Collected data entries:
>> start
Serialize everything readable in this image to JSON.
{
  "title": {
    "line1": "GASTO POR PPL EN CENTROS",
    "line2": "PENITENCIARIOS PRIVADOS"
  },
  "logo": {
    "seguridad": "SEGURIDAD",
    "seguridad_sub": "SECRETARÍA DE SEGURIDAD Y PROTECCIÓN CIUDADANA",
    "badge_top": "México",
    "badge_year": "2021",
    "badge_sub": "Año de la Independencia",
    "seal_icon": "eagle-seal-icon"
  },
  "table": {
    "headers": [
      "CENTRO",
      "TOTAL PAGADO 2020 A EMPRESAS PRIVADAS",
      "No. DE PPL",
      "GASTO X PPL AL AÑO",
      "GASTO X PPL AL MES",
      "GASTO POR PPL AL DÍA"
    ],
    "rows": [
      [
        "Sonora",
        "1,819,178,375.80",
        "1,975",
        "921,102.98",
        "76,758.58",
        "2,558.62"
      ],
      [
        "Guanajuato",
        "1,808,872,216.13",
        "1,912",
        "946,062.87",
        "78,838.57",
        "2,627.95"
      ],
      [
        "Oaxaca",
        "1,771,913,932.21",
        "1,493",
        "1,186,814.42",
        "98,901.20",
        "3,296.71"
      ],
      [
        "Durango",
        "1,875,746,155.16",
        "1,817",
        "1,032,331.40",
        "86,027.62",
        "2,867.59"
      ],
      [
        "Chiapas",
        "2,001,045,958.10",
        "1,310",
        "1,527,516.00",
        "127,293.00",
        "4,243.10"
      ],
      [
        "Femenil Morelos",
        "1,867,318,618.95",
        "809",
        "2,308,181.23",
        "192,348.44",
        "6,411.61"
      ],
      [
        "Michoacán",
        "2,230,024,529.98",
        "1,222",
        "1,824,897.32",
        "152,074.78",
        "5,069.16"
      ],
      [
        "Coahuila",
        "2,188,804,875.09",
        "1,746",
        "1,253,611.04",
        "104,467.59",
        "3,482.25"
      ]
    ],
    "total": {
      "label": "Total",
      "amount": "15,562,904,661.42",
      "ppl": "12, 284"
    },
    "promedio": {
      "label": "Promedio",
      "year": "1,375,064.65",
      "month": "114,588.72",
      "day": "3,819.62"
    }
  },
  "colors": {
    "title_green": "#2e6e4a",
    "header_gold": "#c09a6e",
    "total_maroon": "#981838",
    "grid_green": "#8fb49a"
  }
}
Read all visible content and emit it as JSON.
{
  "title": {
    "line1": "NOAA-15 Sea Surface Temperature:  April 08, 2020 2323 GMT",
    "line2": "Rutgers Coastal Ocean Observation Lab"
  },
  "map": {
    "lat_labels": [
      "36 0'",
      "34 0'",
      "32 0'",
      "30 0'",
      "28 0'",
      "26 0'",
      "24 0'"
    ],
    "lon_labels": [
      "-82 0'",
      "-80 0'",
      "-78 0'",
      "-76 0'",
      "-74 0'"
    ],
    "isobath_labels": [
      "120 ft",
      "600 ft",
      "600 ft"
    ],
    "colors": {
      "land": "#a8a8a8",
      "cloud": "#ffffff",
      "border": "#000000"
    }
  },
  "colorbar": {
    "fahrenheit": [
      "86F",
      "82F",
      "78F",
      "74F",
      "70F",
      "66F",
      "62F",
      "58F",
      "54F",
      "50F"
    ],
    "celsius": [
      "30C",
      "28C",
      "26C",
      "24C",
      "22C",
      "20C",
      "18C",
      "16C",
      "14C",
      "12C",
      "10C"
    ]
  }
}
>> end
_EXERCISE GOAL_
Provide the number of lines in the data above that contain the string "GASTO", and nothing else.

_THE REPLY_
4